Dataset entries
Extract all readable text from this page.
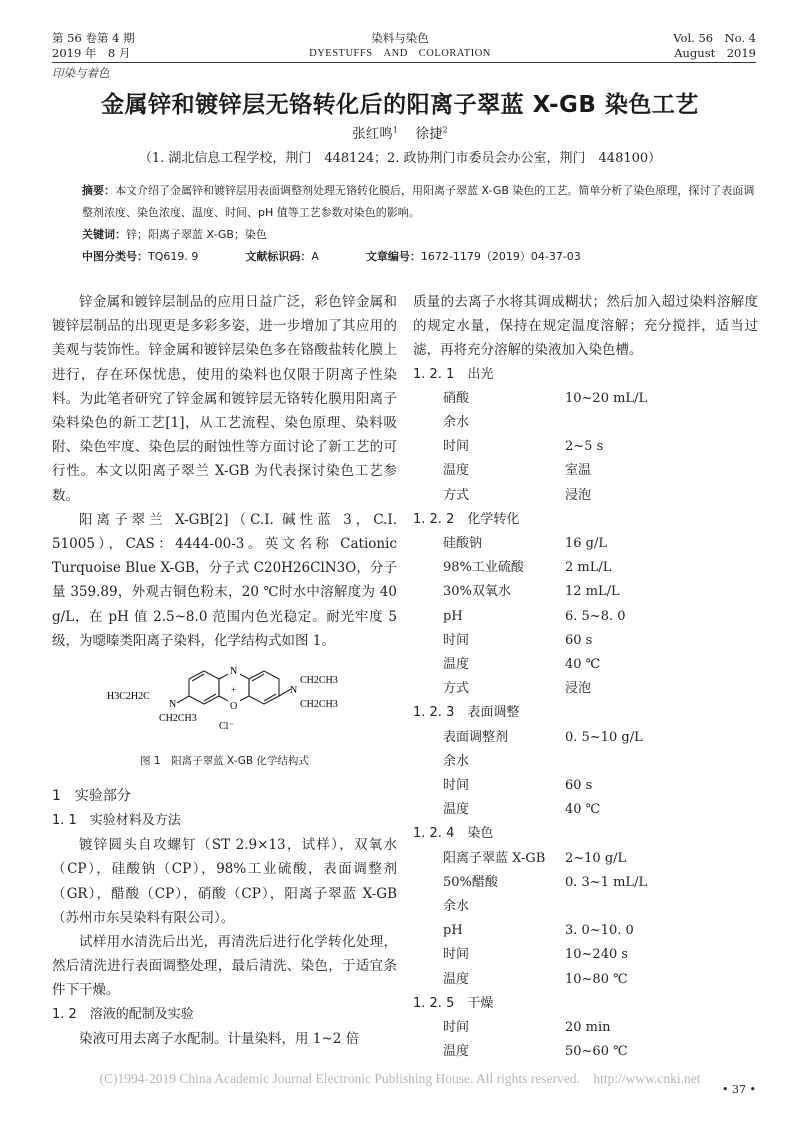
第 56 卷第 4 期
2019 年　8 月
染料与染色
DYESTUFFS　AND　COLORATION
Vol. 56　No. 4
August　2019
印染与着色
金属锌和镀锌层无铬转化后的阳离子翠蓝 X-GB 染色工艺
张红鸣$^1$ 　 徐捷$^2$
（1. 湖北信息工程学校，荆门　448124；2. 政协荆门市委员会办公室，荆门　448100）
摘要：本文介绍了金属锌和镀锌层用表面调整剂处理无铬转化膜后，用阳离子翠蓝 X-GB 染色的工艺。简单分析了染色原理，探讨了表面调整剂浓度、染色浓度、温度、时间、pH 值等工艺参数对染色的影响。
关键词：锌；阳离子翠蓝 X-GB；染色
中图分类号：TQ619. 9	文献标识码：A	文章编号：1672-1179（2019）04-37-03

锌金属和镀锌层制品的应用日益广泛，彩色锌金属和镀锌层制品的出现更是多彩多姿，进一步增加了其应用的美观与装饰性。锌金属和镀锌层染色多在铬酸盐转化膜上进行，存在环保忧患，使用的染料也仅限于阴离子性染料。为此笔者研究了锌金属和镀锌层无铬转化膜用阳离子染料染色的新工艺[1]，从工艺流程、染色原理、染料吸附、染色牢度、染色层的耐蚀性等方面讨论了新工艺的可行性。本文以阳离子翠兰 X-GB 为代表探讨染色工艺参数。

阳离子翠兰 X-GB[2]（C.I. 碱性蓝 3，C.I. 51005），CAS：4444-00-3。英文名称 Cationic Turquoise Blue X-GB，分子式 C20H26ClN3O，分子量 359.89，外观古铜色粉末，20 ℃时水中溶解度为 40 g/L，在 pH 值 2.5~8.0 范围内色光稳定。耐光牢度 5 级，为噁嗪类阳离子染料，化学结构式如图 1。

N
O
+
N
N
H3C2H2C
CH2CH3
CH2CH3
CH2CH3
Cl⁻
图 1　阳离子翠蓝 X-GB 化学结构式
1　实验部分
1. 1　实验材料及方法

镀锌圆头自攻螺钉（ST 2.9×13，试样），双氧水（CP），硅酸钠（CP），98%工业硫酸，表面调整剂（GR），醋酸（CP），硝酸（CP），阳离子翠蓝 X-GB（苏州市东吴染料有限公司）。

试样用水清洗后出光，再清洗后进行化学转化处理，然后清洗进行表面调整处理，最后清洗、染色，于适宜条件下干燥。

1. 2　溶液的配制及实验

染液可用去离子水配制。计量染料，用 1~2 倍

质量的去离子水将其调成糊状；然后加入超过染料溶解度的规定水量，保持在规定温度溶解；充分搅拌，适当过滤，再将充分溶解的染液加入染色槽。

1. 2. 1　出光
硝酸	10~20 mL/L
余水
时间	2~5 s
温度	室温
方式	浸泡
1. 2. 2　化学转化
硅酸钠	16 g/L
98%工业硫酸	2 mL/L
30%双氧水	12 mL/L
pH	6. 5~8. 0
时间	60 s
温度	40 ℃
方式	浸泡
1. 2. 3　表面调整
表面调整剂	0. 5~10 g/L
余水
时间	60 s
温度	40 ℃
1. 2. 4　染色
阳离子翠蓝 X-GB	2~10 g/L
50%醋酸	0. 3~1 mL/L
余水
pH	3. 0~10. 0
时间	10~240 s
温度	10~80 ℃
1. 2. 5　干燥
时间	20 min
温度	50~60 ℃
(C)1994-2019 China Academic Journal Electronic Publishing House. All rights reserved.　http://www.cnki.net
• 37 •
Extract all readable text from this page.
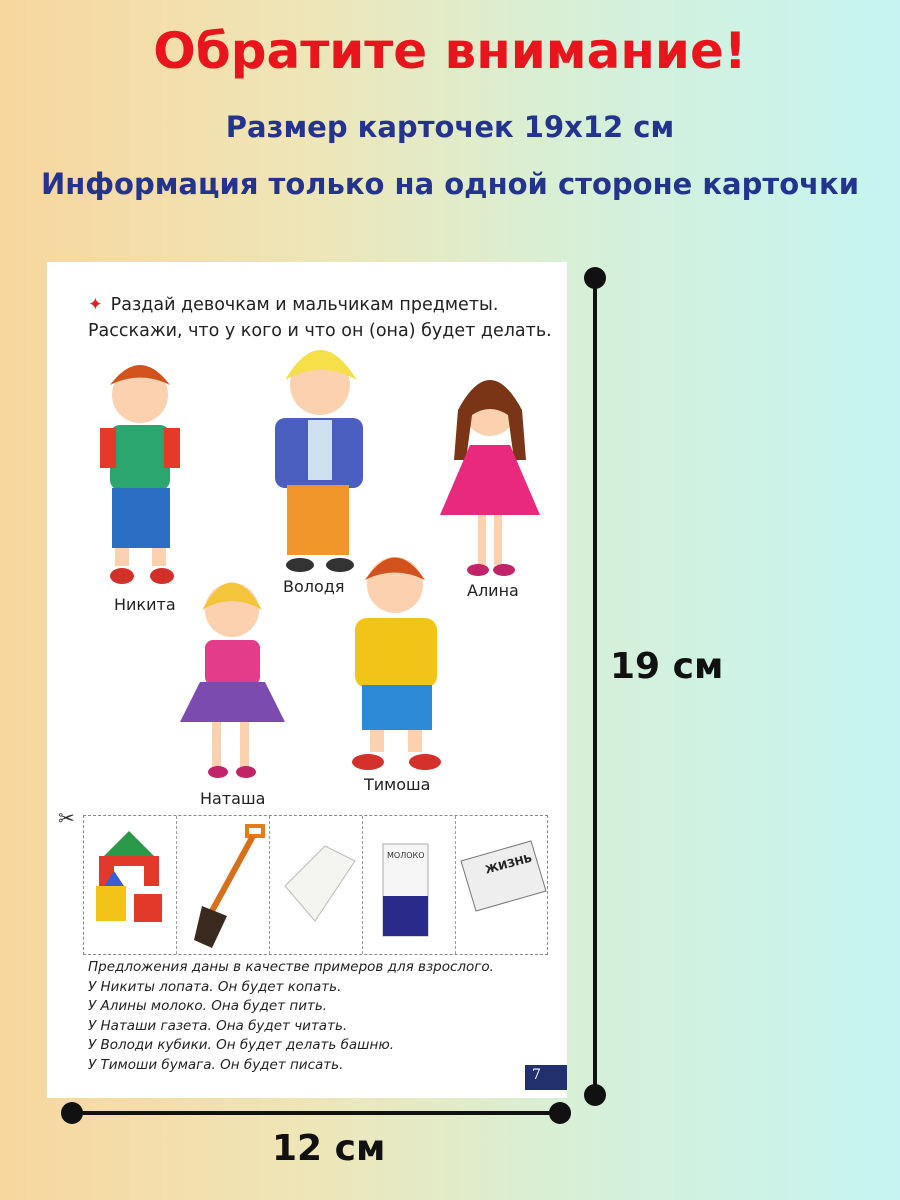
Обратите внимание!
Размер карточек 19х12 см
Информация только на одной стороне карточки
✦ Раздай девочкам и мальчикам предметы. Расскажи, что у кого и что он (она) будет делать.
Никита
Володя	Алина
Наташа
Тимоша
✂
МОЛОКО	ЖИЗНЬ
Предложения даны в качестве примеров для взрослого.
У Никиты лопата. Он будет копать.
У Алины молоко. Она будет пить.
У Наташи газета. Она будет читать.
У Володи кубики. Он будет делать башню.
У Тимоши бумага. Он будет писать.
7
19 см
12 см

**What the task requires**
Using the records above, output their complete text exactly, minus any images.

**Output for this task**
Extract all readable text from this page.
第 56 卷第 4 期
2019 年　8 月
染料与染色
DYESTUFFS　AND　COLORATION
Vol. 56　No. 4
August　2019
印染与着色
金属锌和镀锌层无铬转化后的阳离子翠蓝 X-GB 染色工艺
张红鸣$^1$ 　 徐捷$^2$
（1. 湖北信息工程学校，荆门　448124；2. 政协荆门市委员会办公室，荆门　448100）
摘要：本文介绍了金属锌和镀锌层用表面调整剂处理无铬转化膜后，用阳离子翠蓝 X-GB 染色的工艺。简单分析了染色原理，探讨了表面调整剂浓度、染色浓度、温度、时间、pH 值等工艺参数对染色的影响。
关键词：锌；阳离子翠蓝 X-GB；染色
中图分类号：TQ619. 9	文献标识码：A	文章编号：1672-1179（2019）04-37-03

锌金属和镀锌层制品的应用日益广泛，彩色锌金属和镀锌层制品的出现更是多彩多姿，进一步增加了其应用的美观与装饰性。锌金属和镀锌层染色多在铬酸盐转化膜上进行，存在环保忧患，使用的染料也仅限于阴离子性染料。为此笔者研究了锌金属和镀锌层无铬转化膜用阳离子染料染色的新工艺[1]，从工艺流程、染色原理、染料吸附、染色牢度、染色层的耐蚀性等方面讨论了新工艺的可行性。本文以阳离子翠兰 X-GB 为代表探讨染色工艺参数。

阳离子翠兰 X-GB[2]（C.I. 碱性蓝 3，C.I. 51005），CAS：4444-00-3。英文名称 Cationic Turquoise Blue X-GB，分子式 C20H26ClN3O，分子量 359.89，外观古铜色粉末，20 ℃时水中溶解度为 40 g/L，在 pH 值 2.5~8.0 范围内色光稳定。耐光牢度 5 级，为噁嗪类阳离子染料，化学结构式如图 1。

N
O
+
N
N
H3C2H2C
CH2CH3
CH2CH3
CH2CH3
Cl⁻
图 1　阳离子翠蓝 X-GB 化学结构式
1　实验部分
1. 1　实验材料及方法

镀锌圆头自攻螺钉（ST 2.9×13，试样），双氧水（CP），硅酸钠（CP），98%工业硫酸，表面调整剂（GR），醋酸（CP），硝酸（CP），阳离子翠蓝 X-GB（苏州市东吴染料有限公司）。

试样用水清洗后出光，再清洗后进行化学转化处理，然后清洗进行表面调整处理，最后清洗、染色，于适宜条件下干燥。

1. 2　溶液的配制及实验

染液可用去离子水配制。计量染料，用 1~2 倍

质量的去离子水将其调成糊状；然后加入超过染料溶解度的规定水量，保持在规定温度溶解；充分搅拌，适当过滤，再将充分溶解的染液加入染色槽。

1. 2. 1　出光
硝酸	10~20 mL/L
余水
时间	2~5 s
温度	室温
方式	浸泡
1. 2. 2　化学转化
硅酸钠	16 g/L
98%工业硫酸	2 mL/L
30%双氧水	12 mL/L
pH	6. 5~8. 0
时间	60 s
温度	40 ℃
方式	浸泡
1. 2. 3　表面调整
表面调整剂	0. 5~10 g/L
余水
时间	60 s
温度	40 ℃
1. 2. 4　染色
阳离子翠蓝 X-GB	2~10 g/L
50%醋酸	0. 3~1 mL/L
余水
pH	3. 0~10. 0
时间	10~240 s
温度	10~80 ℃
1. 2. 5　干燥
时间	20 min
温度	50~60 ℃
(C)1994-2019 China Academic Journal Electronic Publishing House. All rights reserved.　http://www.cnki.net
• 37 •
Extract all readable text from this page.
Обратите внимание!
Размер карточек 19х12 см
Информация только на одной стороне карточки
✦ Раздай девочкам и мальчикам предметы. Расскажи, что у кого и что он (она) будет делать.
Никита
Володя	Алина
Наташа
Тимоша
✂
МОЛОКО	ЖИЗНЬ
Предложения даны в качестве примеров для взрослого.
У Никиты лопата. Он будет копать.
У Алины молоко. Она будет пить.
У Наташи газета. Она будет читать.
У Володи кубики. Он будет делать башню.
У Тимоши бумага. Он будет писать.
7
19 см
12 см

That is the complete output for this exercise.